[A block of data]
-- Start --
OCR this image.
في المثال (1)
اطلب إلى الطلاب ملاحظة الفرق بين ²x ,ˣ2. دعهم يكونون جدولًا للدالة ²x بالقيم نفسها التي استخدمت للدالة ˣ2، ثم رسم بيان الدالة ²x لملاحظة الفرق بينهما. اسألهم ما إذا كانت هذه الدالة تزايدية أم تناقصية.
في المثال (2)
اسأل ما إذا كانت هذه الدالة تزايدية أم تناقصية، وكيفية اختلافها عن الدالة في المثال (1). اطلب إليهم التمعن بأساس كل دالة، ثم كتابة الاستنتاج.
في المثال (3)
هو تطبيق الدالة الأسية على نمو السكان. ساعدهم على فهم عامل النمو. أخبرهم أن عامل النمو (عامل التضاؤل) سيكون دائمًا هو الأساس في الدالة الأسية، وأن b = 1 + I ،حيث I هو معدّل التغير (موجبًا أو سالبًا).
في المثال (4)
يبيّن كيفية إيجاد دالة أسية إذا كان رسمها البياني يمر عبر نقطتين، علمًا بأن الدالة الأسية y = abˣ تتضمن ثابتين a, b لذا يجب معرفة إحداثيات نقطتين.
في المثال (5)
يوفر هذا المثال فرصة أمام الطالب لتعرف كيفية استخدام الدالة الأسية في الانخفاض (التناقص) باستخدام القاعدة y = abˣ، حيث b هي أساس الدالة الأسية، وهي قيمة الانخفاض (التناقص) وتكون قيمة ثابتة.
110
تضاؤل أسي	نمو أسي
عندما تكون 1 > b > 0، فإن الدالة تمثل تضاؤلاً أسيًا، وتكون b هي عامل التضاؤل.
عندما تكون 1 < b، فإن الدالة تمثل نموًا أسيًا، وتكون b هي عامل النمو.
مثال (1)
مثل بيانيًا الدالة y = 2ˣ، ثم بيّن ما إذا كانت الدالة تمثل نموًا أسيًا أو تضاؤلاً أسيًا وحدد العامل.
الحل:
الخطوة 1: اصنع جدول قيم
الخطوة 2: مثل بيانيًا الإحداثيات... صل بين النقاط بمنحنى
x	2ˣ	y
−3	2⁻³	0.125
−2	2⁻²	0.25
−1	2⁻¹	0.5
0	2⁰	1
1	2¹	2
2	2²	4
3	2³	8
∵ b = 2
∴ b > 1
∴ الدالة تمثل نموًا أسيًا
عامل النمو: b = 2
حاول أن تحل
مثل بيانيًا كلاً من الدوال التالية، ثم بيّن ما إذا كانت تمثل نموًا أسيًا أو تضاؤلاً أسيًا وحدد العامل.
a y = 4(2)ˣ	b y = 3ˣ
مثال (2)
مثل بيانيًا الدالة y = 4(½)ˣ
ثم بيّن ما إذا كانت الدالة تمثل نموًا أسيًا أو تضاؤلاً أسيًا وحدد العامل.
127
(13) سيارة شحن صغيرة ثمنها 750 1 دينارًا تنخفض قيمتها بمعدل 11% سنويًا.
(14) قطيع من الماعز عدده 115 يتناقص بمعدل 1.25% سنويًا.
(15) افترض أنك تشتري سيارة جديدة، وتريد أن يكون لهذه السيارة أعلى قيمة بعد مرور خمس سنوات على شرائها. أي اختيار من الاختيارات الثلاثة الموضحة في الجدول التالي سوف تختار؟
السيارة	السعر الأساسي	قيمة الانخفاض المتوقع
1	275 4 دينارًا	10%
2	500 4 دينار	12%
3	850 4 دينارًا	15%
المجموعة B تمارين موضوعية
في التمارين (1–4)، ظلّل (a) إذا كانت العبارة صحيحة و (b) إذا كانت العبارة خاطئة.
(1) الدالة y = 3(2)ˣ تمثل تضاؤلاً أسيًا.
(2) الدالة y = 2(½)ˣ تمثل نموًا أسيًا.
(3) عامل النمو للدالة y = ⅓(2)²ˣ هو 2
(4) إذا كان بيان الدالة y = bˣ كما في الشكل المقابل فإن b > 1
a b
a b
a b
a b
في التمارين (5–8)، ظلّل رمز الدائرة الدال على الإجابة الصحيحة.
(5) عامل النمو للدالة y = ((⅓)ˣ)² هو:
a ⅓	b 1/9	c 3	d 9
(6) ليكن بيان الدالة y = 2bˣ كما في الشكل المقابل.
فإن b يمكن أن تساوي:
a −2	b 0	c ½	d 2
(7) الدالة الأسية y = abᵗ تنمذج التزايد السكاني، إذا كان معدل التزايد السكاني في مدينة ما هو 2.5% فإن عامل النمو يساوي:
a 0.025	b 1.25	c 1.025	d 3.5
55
-- End --
Challenge: Your task is to collect every line above that contains the word "للدالة".

Written solution:
اطلب إلى الطلاب ملاحظة الفرق بين ²x ,ˣ2. دعهم يكونون جدولًا للدالة ²x بالقيم نفسها التي استخدمت للدالة ˣ2، ثم رسم بيان الدالة ²x لملاحظة الفرق بينهما. اسألهم ما إذا كانت هذه الدالة تزايدية أم تناقصية.
(3) عامل النمو للدالة y = ⅓(2)²ˣ هو 2
(5) عامل النمو للدالة y = ((⅓)ˣ)² هو:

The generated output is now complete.